Figure contents as structured data:
>>

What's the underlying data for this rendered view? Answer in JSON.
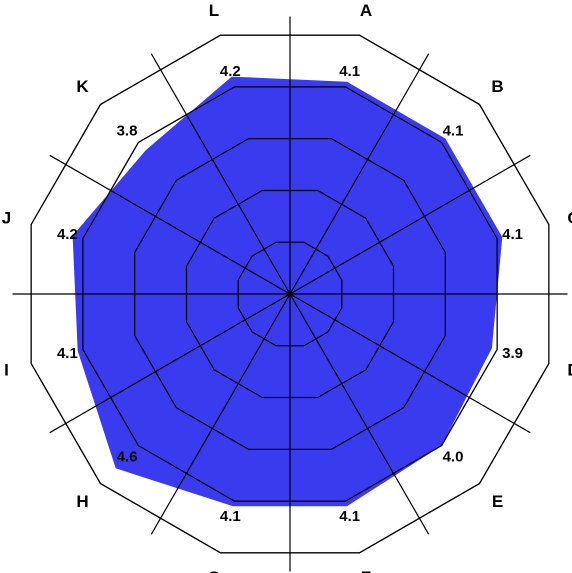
{
  "chart_data": {
    "type": "radar",
    "categories": [
      "A",
      "B",
      "C",
      "D",
      "E",
      "F",
      "G",
      "H",
      "I",
      "J",
      "K",
      "L"
    ],
    "values": [
      4.1,
      4.1,
      4.1,
      3.9,
      4.0,
      4.1,
      4.1,
      4.6,
      4.1,
      4.2,
      3.8,
      4.2
    ],
    "value_labels": [
      "4.1",
      "4.1",
      "4.1",
      "3.9",
      "4.0",
      "4.1",
      "4.1",
      "4.6",
      "4.1",
      "4.2",
      "3.8",
      "4.2"
    ],
    "rlim": [
      0,
      5
    ],
    "grid_levels": 5,
    "grid_shape": "polygon",
    "legend": "none",
    "colors": {
      "fill": "#3a3aee",
      "grid": "#000000",
      "background": "#ffffff"
    }
  }
}
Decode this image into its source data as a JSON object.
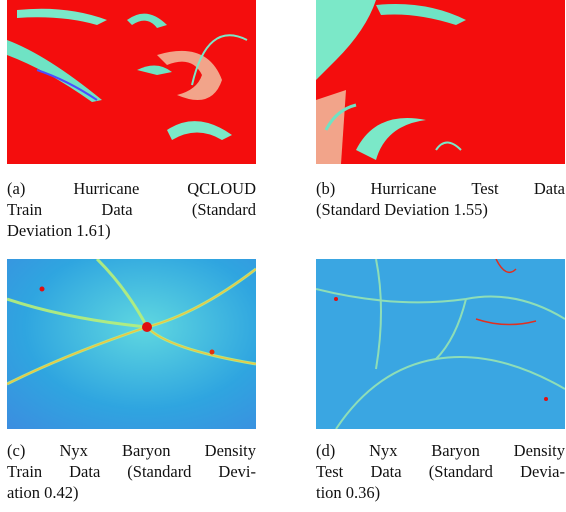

<<

Instructions for the task — Which lines hold the string "this"? Copy all of them from the data above.

Response —
What's the underlying data for this rendered view? Answer in JSON.
Decode this image into its source data as a JSON object.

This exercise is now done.